## BEGIN DATASET RECORDS
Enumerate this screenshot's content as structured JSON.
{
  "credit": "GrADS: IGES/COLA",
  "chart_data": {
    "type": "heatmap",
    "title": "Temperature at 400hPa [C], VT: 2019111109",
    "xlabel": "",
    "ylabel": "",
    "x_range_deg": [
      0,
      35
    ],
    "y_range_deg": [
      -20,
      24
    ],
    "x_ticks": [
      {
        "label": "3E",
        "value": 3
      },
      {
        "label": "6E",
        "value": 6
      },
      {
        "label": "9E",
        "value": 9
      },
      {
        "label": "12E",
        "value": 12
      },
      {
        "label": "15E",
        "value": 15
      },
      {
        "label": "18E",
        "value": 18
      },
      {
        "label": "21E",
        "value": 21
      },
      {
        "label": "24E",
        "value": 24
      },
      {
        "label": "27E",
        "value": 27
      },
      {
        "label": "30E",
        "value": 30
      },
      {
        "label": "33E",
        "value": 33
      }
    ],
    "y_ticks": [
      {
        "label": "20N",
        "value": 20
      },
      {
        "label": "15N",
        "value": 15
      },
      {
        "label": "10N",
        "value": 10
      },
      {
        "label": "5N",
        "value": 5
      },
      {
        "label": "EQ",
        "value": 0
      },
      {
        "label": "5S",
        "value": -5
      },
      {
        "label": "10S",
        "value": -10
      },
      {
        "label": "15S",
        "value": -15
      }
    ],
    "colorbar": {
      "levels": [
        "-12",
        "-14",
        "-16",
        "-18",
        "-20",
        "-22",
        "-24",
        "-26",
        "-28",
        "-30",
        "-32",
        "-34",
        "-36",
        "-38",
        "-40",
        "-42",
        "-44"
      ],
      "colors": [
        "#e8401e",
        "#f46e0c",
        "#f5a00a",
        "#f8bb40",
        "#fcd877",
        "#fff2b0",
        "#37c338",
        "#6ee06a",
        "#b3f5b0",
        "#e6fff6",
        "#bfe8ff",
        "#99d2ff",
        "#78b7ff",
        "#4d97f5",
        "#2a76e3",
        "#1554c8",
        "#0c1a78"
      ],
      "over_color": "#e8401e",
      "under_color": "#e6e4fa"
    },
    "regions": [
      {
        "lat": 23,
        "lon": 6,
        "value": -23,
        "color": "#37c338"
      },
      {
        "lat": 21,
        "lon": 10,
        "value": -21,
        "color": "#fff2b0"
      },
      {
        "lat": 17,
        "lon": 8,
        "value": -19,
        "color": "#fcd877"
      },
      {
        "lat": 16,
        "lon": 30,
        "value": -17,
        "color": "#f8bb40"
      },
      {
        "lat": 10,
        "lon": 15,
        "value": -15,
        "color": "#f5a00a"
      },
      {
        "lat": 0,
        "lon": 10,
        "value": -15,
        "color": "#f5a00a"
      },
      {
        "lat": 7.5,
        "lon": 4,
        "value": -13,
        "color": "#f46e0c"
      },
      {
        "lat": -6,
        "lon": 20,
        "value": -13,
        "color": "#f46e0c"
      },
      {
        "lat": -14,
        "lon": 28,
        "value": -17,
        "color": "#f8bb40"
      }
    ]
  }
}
## END DATASET RECORDS
WHAT IS NEEDED -
Print again each line of the listing above, exactly as it appears.

RESPONSE -
Enumerate this screenshot's content as structured JSON.
{
  "credit": "GrADS: IGES/COLA",
  "chart_data": {
    "type": "heatmap",
    "title": "Temperature at 400hPa [C], VT: 2019111109",
    "xlabel": "",
    "ylabel": "",
    "x_range_deg": [
      0,
      35
    ],
    "y_range_deg": [
      -20,
      24
    ],
    "x_ticks": [
      {
        "label": "3E",
        "value": 3
      },
      {
        "label": "6E",
        "value": 6
      },
      {
        "label": "9E",
        "value": 9
      },
      {
        "label": "12E",
        "value": 12
      },
      {
        "label": "15E",
        "value": 15
      },
      {
        "label": "18E",
        "value": 18
      },
      {
        "label": "21E",
        "value": 21
      },
      {
        "label": "24E",
        "value": 24
      },
      {
        "label": "27E",
        "value": 27
      },
      {
        "label": "30E",
        "value": 30
      },
      {
        "label": "33E",
        "value": 33
      }
    ],
    "y_ticks": [
      {
        "label": "20N",
        "value": 20
      },
      {
        "label": "15N",
        "value": 15
      },
      {
        "label": "10N",
        "value": 10
      },
      {
        "label": "5N",
        "value": 5
      },
      {
        "label": "EQ",
        "value": 0
      },
      {
        "label": "5S",
        "value": -5
      },
      {
        "label": "10S",
        "value": -10
      },
      {
        "label": "15S",
        "value": -15
      }
    ],
    "colorbar": {
      "levels": [
        "-12",
        "-14",
        "-16",
        "-18",
        "-20",
        "-22",
        "-24",
        "-26",
        "-28",
        "-30",
        "-32",
        "-34",
        "-36",
        "-38",
        "-40",
        "-42",
        "-44"
      ],
      "colors": [
        "#e8401e",
        "#f46e0c",
        "#f5a00a",
        "#f8bb40",
        "#fcd877",
        "#fff2b0",
        "#37c338",
        "#6ee06a",
        "#b3f5b0",
        "#e6fff6",
        "#bfe8ff",
        "#99d2ff",
        "#78b7ff",
        "#4d97f5",
        "#2a76e3",
        "#1554c8",
        "#0c1a78"
      ],
      "over_color": "#e8401e",
      "under_color": "#e6e4fa"
    },
    "regions": [
      {
        "lat": 23,
        "lon": 6,
        "value": -23,
        "color": "#37c338"
      },
      {
        "lat": 21,
        "lon": 10,
        "value": -21,
        "color": "#fff2b0"
      },
      {
        "lat": 17,
        "lon": 8,
        "value": -19,
        "color": "#fcd877"
      },
      {
        "lat": 16,
        "lon": 30,
        "value": -17,
        "color": "#f8bb40"
      },
      {
        "lat": 10,
        "lon": 15,
        "value": -15,
        "color": "#f5a00a"
      },
      {
        "lat": 0,
        "lon": 10,
        "value": -15,
        "color": "#f5a00a"
      },
      {
        "lat": 7.5,
        "lon": 4,
        "value": -13,
        "color": "#f46e0c"
      },
      {
        "lat": -6,
        "lon": 20,
        "value": -13,
        "color": "#f46e0c"
      },
      {
        "lat": -14,
        "lon": 28,
        "value": -17,
        "color": "#f8bb40"
      }
    ]
  }
}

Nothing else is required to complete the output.